### STATED EXERCISE
Look through the data below and return each line where "size" appears.

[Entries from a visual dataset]
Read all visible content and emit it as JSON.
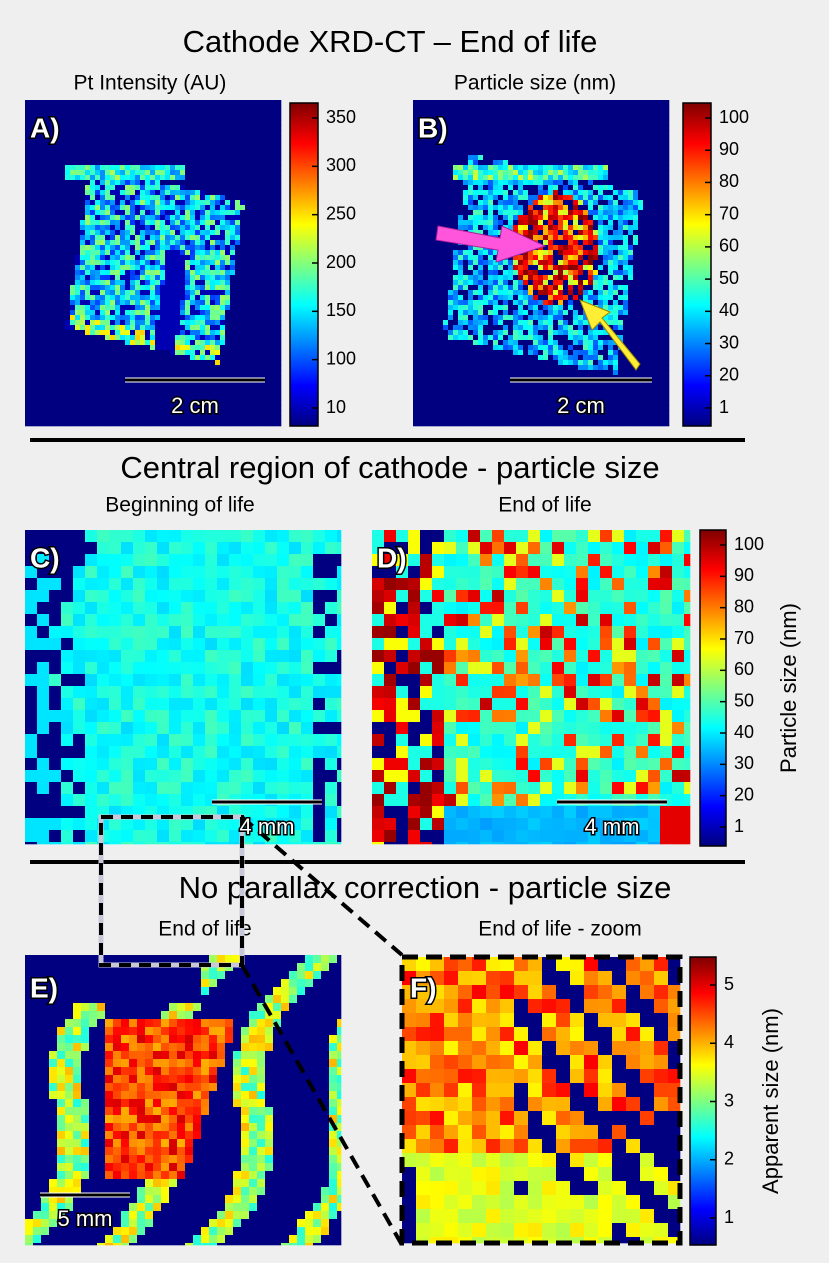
{
  "section_titles": [
    "Cathode XRD-CT – End of life",
    "Central region of cathode - particle size",
    "No parallax correction - particle size"
  ],
  "panels": [
    {
      "label": "A)",
      "subtitle": "Pt Intensity (AU)",
      "scale_bar": "2 cm"
    },
    {
      "label": "B)",
      "subtitle": "Particle size (nm)",
      "scale_bar": "2 cm"
    },
    {
      "label": "C)",
      "subtitle": "Beginning of life",
      "scale_bar": "4 mm"
    },
    {
      "label": "D)",
      "subtitle": "End of life",
      "scale_bar": "4 mm"
    },
    {
      "label": "E)",
      "subtitle": "End of life",
      "scale_bar": "5 mm"
    },
    {
      "label": "F)",
      "subtitle": "End of life - zoom"
    }
  ],
  "colorbars": [
    {
      "ticks": [
        350,
        300,
        250,
        200,
        150,
        100,
        10
      ]
    },
    {
      "ticks": [
        100,
        90,
        80,
        70,
        60,
        50,
        40,
        30,
        20,
        1
      ]
    },
    {
      "ticks": [
        100,
        90,
        80,
        70,
        60,
        50,
        40,
        30,
        20,
        1
      ],
      "label": "Particle size (nm)"
    },
    {
      "ticks": [
        5,
        4,
        3,
        2,
        1
      ],
      "label": "Apparent size (nm)"
    }
  ]
}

### RESPONSE TO THIS TASK
    "Central region of cathode - particle size",
    "No parallax correction - particle size"
      "subtitle": "Particle size (nm)",
      "label": "Particle size (nm)"
      "label": "Apparent size (nm)"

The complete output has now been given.